====== EXERCISE DATA ======
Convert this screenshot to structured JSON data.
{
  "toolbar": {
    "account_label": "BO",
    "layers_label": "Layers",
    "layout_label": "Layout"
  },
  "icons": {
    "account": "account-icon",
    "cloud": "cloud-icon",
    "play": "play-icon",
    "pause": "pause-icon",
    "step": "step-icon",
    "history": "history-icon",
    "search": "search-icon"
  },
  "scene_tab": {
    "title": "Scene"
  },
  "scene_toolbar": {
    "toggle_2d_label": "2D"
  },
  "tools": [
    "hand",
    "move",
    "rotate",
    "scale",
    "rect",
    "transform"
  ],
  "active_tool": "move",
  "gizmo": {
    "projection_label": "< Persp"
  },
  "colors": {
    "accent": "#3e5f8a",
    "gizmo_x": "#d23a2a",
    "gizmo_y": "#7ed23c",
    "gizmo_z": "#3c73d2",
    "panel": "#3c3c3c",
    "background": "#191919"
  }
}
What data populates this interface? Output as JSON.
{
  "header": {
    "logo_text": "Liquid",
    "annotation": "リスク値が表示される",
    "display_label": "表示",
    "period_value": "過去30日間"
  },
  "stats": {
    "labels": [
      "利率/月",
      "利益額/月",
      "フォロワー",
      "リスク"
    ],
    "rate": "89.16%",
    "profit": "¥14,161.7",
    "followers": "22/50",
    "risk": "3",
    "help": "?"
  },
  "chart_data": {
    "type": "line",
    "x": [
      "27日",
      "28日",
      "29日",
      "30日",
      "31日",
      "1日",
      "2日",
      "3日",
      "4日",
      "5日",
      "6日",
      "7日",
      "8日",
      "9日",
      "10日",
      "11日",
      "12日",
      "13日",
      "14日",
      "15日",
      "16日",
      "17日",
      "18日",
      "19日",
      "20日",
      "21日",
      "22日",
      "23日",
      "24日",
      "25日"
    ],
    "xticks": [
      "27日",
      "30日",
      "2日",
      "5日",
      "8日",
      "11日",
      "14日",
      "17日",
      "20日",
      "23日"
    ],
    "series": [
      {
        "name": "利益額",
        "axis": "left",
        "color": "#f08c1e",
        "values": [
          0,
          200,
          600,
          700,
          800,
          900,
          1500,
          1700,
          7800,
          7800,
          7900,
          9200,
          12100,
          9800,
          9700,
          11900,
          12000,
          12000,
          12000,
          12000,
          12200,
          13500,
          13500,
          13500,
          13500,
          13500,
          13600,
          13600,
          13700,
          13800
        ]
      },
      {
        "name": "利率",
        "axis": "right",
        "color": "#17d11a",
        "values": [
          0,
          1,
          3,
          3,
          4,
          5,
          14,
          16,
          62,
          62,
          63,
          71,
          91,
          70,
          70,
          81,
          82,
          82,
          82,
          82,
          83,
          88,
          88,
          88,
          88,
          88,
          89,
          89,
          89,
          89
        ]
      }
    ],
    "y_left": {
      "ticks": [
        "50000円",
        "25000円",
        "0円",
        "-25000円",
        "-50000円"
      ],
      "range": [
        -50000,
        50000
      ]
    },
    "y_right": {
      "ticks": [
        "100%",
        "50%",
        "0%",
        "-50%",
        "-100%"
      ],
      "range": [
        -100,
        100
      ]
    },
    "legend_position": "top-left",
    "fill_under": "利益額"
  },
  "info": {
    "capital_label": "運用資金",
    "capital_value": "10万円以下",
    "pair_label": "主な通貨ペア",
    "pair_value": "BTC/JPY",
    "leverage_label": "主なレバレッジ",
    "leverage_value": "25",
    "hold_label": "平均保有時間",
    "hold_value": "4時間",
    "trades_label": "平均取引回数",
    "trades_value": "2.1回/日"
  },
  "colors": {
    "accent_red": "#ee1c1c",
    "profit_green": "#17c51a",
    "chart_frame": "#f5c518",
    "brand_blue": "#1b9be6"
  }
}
======
PROBLEM DESCRIPTION: Each record should come back exactly as written.

SOLUTION TO THE PROBLEM:
Convert this screenshot to structured JSON data.
{
  "toolbar": {
    "account_label": "BO",
    "layers_label": "Layers",
    "layout_label": "Layout"
  },
  "icons": {
    "account": "account-icon",
    "cloud": "cloud-icon",
    "play": "play-icon",
    "pause": "pause-icon",
    "step": "step-icon",
    "history": "history-icon",
    "search": "search-icon"
  },
  "scene_tab": {
    "title": "Scene"
  },
  "scene_toolbar": {
    "toggle_2d_label": "2D"
  },
  "tools": [
    "hand",
    "move",
    "rotate",
    "scale",
    "rect",
    "transform"
  ],
  "active_tool": "move",
  "gizmo": {
    "projection_label": "< Persp"
  },
  "colors": {
    "accent": "#3e5f8a",
    "gizmo_x": "#d23a2a",
    "gizmo_y": "#7ed23c",
    "gizmo_z": "#3c73d2",
    "panel": "#3c3c3c",
    "background": "#191919"
  }
}
What data populates this interface? Output as JSON.
{
  "header": {
    "logo_text": "Liquid",
    "annotation": "リスク値が表示される",
    "display_label": "表示",
    "period_value": "過去30日間"
  },
  "stats": {
    "labels": [
      "利率/月",
      "利益額/月",
      "フォロワー",
      "リスク"
    ],
    "rate": "89.16%",
    "profit": "¥14,161.7",
    "followers": "22/50",
    "risk": "3",
    "help": "?"
  },
  "chart_data": {
    "type": "line",
    "x": [
      "27日",
      "28日",
      "29日",
      "30日",
      "31日",
      "1日",
      "2日",
      "3日",
      "4日",
      "5日",
      "6日",
      "7日",
      "8日",
      "9日",
      "10日",
      "11日",
      "12日",
      "13日",
      "14日",
      "15日",
      "16日",
      "17日",
      "18日",
      "19日",
      "20日",
      "21日",
      "22日",
      "23日",
      "24日",
      "25日"
    ],
    "xticks": [
      "27日",
      "30日",
      "2日",
      "5日",
      "8日",
      "11日",
      "14日",
      "17日",
      "20日",
      "23日"
    ],
    "series": [
      {
        "name": "利益額",
        "axis": "left",
        "color": "#f08c1e",
        "values": [
          0,
          200,
          600,
          700,
          800,
          900,
          1500,
          1700,
          7800,
          7800,
          7900,
          9200,
          12100,
          9800,
          9700,
          11900,
          12000,
          12000,
          12000,
          12000,
          12200,
          13500,
          13500,
          13500,
          13500,
          13500,
          13600,
          13600,
          13700,
          13800
        ]
      },
      {
        "name": "利率",
        "axis": "right",
        "color": "#17d11a",
        "values": [
          0,
          1,
          3,
          3,
          4,
          5,
          14,
          16,
          62,
          62,
          63,
          71,
          91,
          70,
          70,
          81,
          82,
          82,
          82,
          82,
          83,
          88,
          88,
          88,
          88,
          88,
          89,
          89,
          89,
          89
        ]
      }
    ],
    "y_left": {
      "ticks": [
        "50000円",
        "25000円",
        "0円",
        "-25000円",
        "-50000円"
      ],
      "range": [
        -50000,
        50000
      ]
    },
    "y_right": {
      "ticks": [
        "100%",
        "50%",
        "0%",
        "-50%",
        "-100%"
      ],
      "range": [
        -100,
        100
      ]
    },
    "legend_position": "top-left",
    "fill_under": "利益額"
  },
  "info": {
    "capital_label": "運用資金",
    "capital_value": "10万円以下",
    "pair_label": "主な通貨ペア",
    "pair_value": "BTC/JPY",
    "leverage_label": "主なレバレッジ",
    "leverage_value": "25",
    "hold_label": "平均保有時間",
    "hold_value": "4時間",
    "trades_label": "平均取引回数",
    "trades_value": "2.1回/日"
  },
  "colors": {
    "accent_red": "#ee1c1c",
    "profit_green": "#17c51a",
    "chart_frame": "#f5c518",
    "brand_blue": "#1b9be6"
  }
}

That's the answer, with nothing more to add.